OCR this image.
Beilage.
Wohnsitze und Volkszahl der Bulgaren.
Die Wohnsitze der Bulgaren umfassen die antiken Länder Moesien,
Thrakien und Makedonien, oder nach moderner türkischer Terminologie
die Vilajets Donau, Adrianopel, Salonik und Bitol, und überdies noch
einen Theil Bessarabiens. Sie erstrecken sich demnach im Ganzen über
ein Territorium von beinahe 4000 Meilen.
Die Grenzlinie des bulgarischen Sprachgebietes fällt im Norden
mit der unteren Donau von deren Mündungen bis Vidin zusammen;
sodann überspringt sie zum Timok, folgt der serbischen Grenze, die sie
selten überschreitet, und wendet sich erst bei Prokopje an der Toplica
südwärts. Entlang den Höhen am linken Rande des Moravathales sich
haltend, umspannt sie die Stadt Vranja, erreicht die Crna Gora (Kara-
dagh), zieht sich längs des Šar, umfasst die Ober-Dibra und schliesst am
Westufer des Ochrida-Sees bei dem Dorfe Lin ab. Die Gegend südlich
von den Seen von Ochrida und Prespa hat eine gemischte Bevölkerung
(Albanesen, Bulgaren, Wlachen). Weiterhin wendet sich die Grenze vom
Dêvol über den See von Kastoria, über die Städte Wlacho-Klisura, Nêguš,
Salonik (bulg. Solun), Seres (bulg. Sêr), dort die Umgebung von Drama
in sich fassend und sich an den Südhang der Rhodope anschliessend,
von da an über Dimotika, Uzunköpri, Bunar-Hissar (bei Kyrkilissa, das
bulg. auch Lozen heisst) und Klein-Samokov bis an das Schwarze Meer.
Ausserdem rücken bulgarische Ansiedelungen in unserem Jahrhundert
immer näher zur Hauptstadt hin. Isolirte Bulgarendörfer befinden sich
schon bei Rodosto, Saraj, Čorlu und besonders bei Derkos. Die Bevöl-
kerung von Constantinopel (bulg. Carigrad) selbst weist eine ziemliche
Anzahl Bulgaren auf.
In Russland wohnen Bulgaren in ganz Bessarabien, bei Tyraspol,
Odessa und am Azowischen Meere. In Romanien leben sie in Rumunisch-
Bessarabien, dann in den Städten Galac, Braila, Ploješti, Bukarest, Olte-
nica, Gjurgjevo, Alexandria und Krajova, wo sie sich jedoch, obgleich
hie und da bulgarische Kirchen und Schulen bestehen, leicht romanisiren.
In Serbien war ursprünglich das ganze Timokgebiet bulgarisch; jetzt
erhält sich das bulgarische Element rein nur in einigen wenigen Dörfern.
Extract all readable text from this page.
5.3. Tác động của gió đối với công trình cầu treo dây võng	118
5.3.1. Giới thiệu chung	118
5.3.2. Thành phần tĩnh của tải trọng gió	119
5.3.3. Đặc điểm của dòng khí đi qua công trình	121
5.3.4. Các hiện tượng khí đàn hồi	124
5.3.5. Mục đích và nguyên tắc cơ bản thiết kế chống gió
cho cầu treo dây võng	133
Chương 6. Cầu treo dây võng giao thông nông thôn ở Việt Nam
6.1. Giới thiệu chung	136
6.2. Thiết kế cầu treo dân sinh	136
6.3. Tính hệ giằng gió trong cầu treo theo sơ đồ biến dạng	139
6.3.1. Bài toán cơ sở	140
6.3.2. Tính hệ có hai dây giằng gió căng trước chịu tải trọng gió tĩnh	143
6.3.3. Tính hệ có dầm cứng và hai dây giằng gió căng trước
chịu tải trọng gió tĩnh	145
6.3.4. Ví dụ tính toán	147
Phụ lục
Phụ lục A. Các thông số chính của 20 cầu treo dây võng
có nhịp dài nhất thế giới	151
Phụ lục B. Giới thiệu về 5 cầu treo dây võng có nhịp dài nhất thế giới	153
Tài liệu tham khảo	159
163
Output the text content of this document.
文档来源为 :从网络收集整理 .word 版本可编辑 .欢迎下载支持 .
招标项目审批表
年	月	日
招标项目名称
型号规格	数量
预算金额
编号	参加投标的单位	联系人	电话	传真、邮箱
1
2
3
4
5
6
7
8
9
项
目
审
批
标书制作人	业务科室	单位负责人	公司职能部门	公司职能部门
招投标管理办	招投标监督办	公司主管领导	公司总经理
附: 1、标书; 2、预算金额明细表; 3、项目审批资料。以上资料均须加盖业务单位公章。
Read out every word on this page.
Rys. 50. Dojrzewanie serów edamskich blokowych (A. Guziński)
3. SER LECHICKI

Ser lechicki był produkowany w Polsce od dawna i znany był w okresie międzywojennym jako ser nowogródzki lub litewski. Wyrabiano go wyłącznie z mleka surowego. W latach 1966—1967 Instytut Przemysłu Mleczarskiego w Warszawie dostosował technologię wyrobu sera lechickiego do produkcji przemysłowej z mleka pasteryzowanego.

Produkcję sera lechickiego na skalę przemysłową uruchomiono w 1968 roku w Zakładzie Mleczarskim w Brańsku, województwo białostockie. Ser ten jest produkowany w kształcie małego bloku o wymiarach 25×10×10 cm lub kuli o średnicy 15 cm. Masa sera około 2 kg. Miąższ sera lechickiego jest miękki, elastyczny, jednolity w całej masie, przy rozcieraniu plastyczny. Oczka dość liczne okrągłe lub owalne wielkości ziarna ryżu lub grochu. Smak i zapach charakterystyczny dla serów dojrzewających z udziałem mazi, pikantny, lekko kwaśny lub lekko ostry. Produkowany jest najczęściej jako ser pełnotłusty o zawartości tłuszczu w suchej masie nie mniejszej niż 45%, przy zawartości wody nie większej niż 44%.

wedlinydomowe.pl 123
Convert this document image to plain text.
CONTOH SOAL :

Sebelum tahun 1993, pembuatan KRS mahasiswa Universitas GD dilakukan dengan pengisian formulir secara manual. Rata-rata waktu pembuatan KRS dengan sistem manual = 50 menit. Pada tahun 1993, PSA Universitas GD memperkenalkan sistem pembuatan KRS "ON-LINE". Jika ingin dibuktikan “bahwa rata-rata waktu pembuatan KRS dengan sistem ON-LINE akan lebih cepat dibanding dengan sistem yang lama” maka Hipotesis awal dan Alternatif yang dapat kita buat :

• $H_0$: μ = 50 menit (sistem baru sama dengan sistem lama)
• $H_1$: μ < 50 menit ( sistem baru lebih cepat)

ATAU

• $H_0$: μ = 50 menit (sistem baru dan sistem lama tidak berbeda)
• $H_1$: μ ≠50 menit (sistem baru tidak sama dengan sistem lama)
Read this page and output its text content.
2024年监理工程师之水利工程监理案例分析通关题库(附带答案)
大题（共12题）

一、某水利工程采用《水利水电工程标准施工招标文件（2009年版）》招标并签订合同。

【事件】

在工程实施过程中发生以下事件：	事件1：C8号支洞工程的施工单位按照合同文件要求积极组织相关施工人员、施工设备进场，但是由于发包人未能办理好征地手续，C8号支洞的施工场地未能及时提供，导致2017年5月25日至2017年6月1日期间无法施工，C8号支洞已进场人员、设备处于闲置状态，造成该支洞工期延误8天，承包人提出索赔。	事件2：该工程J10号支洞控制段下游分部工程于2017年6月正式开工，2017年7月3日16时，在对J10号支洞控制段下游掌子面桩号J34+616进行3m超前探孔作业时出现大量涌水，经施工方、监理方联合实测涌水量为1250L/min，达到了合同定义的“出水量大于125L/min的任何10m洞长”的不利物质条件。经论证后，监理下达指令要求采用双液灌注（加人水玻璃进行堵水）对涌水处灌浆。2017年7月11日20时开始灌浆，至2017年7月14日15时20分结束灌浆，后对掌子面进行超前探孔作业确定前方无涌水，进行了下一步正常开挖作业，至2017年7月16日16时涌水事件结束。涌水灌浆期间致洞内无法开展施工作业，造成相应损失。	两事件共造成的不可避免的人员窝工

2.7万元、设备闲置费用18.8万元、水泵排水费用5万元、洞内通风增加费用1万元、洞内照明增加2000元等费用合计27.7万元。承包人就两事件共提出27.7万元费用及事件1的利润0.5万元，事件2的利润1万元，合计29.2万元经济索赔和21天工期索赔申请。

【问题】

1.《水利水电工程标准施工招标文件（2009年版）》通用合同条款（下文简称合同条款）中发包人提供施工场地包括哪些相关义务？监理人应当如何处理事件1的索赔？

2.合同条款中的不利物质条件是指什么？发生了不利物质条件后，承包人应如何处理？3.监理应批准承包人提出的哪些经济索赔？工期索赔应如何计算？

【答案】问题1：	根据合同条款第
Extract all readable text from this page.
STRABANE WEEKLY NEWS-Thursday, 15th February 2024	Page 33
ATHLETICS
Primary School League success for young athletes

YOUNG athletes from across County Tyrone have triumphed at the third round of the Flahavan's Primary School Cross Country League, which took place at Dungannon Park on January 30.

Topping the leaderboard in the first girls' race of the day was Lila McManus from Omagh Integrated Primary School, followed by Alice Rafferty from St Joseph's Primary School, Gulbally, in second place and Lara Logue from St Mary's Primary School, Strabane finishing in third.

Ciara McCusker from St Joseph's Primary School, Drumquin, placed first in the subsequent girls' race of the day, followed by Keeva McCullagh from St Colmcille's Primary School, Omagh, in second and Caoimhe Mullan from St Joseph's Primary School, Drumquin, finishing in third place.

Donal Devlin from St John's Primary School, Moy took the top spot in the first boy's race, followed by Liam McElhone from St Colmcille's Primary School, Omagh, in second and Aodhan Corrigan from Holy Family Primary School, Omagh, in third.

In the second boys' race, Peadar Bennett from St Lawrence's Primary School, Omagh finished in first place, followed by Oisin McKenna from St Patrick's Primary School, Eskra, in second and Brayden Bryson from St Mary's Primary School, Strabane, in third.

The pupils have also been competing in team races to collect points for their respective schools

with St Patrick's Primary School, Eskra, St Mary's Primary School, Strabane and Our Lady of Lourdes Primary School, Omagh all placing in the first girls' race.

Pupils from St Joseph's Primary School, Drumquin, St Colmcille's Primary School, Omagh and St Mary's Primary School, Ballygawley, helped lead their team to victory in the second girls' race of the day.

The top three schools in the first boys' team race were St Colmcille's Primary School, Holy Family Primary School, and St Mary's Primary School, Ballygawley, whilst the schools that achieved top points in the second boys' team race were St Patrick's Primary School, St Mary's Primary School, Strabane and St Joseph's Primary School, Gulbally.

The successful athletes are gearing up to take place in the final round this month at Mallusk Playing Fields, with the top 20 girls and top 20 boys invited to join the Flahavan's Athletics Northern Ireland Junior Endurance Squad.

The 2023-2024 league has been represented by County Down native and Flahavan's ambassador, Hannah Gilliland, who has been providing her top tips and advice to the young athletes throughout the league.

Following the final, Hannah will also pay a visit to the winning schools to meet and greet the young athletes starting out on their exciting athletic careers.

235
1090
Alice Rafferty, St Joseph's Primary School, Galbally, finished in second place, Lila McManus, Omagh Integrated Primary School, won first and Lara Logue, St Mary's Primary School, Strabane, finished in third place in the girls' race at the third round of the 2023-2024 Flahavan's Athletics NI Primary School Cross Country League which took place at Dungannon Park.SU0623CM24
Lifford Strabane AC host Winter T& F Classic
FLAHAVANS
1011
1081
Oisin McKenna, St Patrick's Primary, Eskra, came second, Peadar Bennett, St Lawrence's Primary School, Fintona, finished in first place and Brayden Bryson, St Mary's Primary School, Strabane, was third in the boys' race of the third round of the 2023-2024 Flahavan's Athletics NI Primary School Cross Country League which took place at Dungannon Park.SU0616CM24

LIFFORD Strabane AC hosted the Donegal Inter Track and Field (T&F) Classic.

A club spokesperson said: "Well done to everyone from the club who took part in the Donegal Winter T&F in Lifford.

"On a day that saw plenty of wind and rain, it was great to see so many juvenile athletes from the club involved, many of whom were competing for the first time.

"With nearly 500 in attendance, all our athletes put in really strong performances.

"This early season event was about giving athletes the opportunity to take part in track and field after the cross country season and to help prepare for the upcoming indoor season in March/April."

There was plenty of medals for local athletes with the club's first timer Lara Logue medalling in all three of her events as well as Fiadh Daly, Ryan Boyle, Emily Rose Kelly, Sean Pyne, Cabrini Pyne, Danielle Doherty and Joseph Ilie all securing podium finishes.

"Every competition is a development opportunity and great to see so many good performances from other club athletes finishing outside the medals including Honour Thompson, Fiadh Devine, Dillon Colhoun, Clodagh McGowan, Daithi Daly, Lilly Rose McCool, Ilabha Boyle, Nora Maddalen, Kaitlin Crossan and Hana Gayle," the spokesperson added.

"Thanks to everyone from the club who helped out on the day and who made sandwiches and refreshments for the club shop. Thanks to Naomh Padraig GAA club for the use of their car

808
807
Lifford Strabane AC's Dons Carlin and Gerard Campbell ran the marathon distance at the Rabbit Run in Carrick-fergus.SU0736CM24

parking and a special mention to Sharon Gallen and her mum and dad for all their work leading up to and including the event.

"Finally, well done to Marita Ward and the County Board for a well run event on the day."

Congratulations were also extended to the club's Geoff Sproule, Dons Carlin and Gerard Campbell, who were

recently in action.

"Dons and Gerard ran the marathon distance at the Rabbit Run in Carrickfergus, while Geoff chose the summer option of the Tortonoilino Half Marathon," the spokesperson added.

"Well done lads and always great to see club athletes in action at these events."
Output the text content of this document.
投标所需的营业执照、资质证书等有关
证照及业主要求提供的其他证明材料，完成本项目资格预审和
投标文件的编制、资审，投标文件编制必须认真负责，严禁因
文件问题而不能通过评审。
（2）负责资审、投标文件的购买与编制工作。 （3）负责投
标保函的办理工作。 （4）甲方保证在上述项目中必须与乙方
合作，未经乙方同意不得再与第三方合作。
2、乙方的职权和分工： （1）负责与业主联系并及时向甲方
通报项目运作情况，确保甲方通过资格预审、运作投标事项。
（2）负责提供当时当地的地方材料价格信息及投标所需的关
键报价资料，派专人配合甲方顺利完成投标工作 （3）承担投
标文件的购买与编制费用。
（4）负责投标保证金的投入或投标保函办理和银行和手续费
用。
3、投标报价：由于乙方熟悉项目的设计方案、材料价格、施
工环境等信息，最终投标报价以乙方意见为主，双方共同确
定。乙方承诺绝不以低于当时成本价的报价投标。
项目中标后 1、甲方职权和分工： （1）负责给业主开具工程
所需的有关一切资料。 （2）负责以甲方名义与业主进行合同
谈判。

* _What is expected_
Find the lines above holding the word "Eskra" and show them.

* _Full solution_
In the second boys' race, Peadar Bennett from St Lawrence's Primary School, Omagh finished in first place, followed by Oisin McKenna from St Patrick's Primary School, Eskra, in second and Brayden Bryson from St Mary's Primary School, Strabane, in third.
with St Patrick's Primary School, Eskra, St Mary's Primary School, Strabane and Our Lady of Lourdes Primary School, Omagh all placing in the first girls' race.
Oisin McKenna, St Patrick's Primary, Eskra, came second, Peadar Bennett, St Lawrence's Primary School, Fintona, finished in first place and Brayden Bryson, St Mary's Primary School, Strabane, was third in the boys' race of the third round of the 2023-2024 Flahavan's Athletics NI Primary School Cross Country League which took place at Dungannon Park.SU0616CM24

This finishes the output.